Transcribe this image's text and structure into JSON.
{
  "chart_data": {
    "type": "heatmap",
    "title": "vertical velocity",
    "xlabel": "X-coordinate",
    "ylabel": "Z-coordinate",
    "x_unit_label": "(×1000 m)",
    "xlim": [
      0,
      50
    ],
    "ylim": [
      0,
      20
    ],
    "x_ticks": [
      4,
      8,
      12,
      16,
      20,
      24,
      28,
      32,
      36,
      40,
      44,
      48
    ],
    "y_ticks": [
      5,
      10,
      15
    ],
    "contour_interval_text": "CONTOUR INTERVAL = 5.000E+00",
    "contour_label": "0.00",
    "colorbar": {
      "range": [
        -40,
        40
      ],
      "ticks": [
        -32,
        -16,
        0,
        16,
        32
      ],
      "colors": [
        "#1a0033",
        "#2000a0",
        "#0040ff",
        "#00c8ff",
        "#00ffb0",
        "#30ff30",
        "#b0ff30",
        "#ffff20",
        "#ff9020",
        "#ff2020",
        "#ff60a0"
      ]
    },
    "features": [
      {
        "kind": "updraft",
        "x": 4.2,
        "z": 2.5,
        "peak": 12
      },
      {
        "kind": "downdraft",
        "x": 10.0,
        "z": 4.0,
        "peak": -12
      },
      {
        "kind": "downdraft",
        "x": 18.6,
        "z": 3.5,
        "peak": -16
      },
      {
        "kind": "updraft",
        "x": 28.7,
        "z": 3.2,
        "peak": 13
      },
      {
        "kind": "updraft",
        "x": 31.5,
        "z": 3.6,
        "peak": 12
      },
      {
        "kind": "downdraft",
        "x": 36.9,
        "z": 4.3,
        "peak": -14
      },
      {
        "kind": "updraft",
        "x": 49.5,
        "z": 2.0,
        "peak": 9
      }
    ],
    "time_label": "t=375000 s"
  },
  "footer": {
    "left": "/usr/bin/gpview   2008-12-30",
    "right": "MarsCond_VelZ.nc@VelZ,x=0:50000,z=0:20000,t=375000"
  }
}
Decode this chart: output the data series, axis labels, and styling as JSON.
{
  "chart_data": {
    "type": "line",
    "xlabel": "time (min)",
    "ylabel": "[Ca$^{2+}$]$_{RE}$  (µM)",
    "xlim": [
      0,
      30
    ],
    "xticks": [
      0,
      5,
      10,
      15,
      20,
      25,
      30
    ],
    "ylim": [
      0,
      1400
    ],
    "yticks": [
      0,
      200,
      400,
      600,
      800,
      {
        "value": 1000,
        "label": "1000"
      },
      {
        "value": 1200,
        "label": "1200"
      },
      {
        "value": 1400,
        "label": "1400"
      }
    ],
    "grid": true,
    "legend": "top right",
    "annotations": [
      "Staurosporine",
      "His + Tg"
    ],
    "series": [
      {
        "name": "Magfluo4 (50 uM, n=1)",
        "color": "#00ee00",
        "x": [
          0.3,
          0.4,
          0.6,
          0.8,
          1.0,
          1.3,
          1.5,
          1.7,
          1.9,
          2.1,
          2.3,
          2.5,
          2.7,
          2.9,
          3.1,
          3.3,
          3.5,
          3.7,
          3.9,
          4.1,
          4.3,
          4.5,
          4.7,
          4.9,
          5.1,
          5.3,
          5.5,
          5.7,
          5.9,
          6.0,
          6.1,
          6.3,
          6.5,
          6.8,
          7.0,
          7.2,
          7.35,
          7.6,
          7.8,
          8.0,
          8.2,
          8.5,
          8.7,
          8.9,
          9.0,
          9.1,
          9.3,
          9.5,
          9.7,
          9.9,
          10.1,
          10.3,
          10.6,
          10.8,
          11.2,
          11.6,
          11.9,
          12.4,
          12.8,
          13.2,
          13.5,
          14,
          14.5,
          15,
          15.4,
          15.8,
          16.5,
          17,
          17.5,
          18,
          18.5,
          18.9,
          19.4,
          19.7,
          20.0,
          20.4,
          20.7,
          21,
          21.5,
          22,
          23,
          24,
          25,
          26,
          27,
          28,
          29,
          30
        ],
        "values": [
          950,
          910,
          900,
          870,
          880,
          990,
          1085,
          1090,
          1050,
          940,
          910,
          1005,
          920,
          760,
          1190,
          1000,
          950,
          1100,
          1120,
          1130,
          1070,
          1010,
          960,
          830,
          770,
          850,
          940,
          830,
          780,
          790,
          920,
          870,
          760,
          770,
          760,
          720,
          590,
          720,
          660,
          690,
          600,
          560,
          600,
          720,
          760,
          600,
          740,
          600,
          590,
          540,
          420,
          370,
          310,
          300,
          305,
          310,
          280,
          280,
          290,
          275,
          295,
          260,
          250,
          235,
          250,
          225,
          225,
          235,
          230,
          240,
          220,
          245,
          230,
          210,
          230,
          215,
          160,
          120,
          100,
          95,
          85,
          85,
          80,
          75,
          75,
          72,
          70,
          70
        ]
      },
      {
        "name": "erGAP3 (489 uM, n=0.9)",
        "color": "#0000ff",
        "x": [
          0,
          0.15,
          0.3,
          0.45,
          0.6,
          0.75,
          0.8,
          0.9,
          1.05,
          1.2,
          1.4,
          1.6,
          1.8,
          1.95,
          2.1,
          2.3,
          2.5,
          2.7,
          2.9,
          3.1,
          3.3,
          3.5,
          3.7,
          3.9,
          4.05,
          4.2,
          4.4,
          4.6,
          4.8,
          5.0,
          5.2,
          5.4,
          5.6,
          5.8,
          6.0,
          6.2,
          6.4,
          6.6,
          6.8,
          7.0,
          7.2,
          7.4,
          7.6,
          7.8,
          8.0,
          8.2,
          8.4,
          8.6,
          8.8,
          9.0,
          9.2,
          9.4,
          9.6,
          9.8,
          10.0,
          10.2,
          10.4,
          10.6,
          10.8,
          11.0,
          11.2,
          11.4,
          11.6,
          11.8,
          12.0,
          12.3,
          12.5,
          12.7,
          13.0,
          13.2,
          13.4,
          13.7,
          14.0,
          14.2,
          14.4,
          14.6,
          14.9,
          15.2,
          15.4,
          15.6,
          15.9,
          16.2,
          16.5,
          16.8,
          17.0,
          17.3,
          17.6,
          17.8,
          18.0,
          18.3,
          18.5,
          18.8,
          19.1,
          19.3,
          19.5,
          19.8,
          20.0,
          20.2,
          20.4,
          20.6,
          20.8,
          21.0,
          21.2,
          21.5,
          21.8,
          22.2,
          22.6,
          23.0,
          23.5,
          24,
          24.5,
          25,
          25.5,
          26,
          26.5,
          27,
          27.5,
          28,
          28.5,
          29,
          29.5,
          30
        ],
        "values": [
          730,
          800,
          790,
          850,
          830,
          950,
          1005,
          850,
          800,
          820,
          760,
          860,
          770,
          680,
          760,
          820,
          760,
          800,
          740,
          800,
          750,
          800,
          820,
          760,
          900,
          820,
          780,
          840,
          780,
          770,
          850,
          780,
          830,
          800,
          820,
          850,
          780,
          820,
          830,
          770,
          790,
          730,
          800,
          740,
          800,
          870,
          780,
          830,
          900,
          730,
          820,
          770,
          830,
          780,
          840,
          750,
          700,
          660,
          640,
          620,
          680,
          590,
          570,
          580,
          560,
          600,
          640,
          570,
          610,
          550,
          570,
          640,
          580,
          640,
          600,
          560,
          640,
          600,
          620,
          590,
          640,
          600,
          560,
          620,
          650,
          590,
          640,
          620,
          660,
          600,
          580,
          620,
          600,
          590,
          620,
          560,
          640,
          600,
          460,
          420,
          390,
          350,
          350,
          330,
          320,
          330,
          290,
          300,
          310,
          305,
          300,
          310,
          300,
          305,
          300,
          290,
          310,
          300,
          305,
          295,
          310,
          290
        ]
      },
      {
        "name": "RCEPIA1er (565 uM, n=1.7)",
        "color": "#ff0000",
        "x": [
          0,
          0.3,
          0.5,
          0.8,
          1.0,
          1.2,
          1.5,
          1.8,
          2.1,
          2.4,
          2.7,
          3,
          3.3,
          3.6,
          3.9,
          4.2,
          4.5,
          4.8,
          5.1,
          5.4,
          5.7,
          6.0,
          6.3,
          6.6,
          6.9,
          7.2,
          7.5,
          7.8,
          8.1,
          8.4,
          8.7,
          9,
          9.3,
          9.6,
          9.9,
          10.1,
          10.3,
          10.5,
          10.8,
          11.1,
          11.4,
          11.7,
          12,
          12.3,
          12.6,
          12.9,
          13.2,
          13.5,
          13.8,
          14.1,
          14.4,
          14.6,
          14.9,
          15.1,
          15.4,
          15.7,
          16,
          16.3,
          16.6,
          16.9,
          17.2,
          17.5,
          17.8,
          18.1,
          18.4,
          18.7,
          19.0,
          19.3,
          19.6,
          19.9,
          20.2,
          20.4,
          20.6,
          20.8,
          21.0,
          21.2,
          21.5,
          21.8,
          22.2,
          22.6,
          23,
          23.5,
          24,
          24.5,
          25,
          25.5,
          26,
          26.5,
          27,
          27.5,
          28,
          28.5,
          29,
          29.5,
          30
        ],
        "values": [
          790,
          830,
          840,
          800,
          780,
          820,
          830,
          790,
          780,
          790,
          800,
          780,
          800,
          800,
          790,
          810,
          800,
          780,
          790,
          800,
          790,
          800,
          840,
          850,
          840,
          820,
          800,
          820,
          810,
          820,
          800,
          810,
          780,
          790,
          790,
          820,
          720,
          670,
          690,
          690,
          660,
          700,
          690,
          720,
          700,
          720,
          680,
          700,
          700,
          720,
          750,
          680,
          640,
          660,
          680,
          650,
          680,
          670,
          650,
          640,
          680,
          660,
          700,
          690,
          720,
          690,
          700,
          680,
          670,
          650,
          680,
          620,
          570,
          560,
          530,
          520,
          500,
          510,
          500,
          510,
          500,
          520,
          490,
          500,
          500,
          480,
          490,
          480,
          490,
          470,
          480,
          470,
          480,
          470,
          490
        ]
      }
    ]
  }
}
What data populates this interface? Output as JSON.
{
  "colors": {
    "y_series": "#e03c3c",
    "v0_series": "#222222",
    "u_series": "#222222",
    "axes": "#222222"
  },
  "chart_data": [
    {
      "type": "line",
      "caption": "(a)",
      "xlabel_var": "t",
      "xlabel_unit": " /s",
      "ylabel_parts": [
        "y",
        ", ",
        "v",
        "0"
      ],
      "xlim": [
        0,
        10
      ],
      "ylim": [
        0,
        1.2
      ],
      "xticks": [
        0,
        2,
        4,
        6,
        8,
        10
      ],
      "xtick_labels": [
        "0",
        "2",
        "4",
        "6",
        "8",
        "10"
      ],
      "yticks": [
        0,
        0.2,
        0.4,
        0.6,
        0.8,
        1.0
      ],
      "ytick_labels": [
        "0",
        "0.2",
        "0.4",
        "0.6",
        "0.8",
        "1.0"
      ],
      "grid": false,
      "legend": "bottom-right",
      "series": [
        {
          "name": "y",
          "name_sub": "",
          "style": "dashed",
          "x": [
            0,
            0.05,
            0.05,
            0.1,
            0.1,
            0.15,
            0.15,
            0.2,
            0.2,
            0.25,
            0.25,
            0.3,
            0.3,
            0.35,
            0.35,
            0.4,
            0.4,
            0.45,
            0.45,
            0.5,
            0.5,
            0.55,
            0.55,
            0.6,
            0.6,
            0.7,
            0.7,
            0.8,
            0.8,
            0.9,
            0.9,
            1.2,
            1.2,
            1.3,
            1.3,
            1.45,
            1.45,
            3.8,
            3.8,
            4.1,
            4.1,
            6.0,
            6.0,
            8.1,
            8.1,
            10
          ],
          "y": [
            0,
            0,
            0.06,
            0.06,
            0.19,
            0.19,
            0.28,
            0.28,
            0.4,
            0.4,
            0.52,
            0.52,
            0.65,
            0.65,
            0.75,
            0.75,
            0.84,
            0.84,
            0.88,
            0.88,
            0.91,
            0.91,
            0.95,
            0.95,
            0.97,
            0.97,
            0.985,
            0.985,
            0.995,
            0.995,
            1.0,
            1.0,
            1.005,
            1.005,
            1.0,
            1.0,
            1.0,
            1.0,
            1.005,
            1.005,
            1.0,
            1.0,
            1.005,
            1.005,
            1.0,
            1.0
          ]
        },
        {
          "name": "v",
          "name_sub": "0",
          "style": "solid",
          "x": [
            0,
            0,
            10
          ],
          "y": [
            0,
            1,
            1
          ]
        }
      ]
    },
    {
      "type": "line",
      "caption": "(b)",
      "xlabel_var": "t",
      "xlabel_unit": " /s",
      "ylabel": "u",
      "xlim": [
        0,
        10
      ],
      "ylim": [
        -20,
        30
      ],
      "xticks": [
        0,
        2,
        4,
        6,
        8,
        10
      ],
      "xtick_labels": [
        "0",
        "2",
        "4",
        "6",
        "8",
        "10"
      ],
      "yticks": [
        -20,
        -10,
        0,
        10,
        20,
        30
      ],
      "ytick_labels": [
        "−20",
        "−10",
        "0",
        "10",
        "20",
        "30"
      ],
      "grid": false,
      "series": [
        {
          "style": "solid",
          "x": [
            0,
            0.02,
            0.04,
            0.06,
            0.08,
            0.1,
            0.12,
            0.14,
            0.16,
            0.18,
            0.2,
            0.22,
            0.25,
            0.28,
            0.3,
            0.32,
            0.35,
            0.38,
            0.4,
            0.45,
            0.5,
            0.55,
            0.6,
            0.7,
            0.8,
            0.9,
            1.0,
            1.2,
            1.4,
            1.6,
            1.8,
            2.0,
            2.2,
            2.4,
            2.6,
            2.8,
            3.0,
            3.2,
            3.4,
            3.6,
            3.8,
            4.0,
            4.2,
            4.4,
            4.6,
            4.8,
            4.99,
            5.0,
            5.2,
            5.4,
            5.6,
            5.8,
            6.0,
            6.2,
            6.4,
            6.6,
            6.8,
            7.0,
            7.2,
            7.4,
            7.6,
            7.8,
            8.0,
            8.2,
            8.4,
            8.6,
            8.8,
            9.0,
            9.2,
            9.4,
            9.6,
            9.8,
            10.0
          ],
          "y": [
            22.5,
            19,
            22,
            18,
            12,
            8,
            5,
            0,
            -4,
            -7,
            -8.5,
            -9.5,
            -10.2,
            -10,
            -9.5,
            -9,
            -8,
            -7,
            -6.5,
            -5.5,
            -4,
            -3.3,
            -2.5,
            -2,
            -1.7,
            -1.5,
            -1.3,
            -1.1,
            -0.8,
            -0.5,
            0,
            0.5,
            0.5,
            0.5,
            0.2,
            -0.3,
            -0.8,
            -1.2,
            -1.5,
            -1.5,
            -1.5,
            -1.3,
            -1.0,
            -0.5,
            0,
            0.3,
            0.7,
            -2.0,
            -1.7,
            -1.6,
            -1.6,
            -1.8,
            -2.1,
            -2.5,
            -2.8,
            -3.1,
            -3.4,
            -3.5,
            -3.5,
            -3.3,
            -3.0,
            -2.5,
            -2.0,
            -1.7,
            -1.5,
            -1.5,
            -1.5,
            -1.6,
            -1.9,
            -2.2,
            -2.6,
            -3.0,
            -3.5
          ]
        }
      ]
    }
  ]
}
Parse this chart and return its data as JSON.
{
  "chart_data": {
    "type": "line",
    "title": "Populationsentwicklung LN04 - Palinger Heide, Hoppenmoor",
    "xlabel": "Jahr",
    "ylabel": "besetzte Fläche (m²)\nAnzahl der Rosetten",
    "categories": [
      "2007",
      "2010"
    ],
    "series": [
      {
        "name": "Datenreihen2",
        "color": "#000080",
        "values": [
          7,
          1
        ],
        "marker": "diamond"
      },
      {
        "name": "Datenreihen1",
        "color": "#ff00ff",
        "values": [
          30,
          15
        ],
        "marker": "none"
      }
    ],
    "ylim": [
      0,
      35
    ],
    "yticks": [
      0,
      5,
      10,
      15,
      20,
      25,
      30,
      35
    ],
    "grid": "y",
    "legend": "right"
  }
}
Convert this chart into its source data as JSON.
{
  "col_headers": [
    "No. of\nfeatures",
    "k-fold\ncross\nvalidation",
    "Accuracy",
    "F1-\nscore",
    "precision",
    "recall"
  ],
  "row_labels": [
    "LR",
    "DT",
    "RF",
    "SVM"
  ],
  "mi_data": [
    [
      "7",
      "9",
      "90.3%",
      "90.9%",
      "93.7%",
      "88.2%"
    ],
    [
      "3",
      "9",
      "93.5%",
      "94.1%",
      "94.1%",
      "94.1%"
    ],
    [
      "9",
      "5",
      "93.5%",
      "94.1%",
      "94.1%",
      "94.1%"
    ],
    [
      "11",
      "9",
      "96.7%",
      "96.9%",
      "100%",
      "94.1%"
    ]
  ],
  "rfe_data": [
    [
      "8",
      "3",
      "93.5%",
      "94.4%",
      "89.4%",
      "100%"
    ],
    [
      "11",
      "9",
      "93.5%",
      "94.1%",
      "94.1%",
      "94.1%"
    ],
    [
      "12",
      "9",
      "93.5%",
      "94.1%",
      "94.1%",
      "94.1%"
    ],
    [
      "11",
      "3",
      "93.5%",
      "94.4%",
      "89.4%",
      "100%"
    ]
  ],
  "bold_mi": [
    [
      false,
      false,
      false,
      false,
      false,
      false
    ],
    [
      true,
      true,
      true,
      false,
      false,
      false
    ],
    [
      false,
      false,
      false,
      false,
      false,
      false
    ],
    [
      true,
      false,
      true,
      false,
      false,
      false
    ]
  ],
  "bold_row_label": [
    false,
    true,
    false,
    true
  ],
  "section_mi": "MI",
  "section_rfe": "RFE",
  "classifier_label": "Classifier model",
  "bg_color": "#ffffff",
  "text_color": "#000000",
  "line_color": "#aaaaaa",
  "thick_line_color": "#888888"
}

» **GIVEN REQUEST**: Filter the records down to the lines that contain the string "peak", and copy those lines.

» **WRITTEN REPLY**:
        "peak": 12
        "peak": -12
        "peak": -16
        "peak": 13
        "peak": 12
        "peak": -14
        "peak": 9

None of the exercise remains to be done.